REQUIRED WORK
Search the data for the word "during" and copy every line that contains it.

EXERCISE DATA
========================================================================

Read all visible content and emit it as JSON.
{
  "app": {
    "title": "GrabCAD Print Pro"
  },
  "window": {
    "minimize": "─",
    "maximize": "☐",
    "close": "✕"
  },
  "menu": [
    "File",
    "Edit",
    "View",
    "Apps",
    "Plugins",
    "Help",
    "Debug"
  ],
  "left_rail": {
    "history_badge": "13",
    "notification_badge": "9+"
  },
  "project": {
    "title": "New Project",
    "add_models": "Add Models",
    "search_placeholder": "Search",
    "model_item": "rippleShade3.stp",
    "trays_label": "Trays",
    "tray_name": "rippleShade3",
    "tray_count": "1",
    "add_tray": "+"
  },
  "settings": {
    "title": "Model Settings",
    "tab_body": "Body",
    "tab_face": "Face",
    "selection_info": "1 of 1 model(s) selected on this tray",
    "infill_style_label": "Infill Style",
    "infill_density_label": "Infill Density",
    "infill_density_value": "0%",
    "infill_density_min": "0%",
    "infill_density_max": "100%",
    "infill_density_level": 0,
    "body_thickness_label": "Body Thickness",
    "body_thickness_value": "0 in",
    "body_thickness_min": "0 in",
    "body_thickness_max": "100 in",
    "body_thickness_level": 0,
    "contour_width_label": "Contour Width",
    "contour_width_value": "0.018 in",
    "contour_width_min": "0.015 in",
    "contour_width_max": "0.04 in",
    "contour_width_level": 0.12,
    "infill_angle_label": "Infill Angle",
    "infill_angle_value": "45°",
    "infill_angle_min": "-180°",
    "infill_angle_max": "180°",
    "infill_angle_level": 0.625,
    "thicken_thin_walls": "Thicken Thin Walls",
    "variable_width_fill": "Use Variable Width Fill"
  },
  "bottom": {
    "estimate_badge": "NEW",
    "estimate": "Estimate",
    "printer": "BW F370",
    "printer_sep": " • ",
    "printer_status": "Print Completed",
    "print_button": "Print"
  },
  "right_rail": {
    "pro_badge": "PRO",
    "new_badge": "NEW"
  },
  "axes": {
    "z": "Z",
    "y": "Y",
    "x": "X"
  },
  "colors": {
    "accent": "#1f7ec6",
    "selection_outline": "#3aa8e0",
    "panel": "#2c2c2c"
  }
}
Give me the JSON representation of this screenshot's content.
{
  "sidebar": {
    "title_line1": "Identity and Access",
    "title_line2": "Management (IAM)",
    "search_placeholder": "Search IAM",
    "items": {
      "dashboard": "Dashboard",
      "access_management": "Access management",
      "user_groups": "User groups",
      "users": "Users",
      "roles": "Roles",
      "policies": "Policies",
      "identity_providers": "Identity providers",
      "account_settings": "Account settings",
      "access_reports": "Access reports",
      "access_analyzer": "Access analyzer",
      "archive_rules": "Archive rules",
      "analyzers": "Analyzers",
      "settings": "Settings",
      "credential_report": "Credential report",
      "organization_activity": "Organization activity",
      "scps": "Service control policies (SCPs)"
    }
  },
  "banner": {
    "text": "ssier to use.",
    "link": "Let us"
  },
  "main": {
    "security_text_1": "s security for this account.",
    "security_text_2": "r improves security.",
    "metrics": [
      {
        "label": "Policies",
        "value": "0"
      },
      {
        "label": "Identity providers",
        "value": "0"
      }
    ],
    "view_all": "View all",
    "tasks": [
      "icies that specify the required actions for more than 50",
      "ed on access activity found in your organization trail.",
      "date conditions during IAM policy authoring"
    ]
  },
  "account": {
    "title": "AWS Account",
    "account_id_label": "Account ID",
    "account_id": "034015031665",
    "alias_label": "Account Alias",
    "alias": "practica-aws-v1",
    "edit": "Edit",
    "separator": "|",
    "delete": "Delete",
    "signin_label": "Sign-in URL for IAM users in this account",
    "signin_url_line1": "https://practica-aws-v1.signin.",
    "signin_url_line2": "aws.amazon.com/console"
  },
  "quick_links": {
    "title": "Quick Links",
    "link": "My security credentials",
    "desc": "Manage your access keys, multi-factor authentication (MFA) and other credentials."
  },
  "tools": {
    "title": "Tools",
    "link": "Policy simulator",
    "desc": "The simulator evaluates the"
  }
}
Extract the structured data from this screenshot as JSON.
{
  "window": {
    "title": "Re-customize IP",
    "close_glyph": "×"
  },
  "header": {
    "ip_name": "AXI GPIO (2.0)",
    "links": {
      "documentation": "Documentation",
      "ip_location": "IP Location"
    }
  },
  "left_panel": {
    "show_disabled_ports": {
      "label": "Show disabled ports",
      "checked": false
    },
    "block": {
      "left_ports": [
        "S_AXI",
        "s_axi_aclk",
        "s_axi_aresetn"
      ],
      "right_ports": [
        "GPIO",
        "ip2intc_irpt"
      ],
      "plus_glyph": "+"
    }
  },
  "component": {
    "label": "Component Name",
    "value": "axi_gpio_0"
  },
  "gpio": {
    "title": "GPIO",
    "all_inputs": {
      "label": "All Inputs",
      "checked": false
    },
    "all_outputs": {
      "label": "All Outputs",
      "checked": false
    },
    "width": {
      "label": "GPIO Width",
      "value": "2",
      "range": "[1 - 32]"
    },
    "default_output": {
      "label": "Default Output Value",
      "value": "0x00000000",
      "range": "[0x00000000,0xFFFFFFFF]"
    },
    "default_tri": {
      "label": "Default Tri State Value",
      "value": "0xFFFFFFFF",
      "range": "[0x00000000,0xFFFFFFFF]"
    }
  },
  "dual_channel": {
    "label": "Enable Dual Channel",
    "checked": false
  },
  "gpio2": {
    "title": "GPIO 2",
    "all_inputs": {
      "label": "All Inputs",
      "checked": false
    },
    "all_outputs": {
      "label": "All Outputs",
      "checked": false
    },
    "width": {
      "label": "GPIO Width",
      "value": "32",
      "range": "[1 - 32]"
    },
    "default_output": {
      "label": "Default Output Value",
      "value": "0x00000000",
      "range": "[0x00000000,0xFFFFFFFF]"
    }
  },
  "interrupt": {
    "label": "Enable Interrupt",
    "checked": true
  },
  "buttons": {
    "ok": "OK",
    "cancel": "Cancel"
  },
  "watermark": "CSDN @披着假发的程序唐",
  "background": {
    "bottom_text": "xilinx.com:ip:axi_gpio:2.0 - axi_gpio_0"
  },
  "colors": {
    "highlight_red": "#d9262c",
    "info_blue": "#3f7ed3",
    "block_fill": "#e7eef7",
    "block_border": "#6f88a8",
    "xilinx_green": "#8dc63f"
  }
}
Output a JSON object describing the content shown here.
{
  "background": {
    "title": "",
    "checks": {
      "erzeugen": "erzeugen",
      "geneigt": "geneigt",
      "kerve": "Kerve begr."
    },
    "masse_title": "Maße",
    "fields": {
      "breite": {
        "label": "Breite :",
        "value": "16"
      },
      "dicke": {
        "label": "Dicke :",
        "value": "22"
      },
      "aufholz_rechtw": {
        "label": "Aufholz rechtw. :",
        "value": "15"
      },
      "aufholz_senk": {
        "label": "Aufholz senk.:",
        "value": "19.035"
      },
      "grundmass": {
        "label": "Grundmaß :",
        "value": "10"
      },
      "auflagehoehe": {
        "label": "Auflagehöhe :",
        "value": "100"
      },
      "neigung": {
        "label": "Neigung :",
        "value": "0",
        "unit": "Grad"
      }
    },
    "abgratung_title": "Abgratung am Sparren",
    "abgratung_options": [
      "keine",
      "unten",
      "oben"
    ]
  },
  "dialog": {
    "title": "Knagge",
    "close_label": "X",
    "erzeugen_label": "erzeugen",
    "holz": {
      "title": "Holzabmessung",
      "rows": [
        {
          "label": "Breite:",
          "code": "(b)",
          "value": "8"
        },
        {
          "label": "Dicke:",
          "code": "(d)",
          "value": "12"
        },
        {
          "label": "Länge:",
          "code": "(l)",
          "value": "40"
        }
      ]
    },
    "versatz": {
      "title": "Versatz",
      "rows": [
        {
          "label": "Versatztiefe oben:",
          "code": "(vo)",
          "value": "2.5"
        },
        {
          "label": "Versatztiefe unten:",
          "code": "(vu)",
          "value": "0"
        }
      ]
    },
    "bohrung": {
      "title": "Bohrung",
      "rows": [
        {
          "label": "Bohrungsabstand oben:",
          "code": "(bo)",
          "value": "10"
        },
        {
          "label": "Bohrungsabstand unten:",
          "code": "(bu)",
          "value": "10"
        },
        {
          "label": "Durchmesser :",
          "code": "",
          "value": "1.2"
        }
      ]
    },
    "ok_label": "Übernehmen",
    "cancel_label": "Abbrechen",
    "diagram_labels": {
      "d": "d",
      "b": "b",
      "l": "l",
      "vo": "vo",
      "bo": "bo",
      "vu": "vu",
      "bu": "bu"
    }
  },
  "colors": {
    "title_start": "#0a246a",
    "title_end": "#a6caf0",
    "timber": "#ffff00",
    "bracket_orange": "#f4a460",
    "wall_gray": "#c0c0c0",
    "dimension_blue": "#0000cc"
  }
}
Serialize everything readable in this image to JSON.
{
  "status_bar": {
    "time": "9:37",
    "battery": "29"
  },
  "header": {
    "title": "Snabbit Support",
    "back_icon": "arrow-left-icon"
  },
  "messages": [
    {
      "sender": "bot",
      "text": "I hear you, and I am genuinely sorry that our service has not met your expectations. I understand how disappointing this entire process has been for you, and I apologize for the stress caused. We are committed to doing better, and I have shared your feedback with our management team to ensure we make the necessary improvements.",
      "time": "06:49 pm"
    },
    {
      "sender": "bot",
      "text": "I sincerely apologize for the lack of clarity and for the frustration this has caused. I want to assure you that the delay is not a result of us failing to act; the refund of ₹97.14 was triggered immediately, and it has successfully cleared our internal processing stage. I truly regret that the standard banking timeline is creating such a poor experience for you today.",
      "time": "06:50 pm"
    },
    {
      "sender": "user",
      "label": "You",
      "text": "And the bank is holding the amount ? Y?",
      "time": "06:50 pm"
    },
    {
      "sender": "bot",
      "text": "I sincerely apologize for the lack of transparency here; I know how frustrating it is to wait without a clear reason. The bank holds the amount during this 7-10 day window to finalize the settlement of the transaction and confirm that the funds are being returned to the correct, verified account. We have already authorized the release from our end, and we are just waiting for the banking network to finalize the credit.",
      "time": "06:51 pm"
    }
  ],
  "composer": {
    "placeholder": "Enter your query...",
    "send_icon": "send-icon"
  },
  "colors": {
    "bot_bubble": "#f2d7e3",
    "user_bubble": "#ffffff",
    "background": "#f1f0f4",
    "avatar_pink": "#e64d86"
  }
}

========================================================================

FINAL ANSWER
      "date conditions during IAM policy authoring"
      "text": "I sincerely apologize for the lack of transparency here; I know how frustrating it is to wait without a clear reason. The bank holds the amount during this 7-10 day window to finalize the settlement of the transaction and confirm that the funds are being returned to the correct, verified account. We have already authorized the release from our end, and we are just waiting for the banking network to finalize the credit.",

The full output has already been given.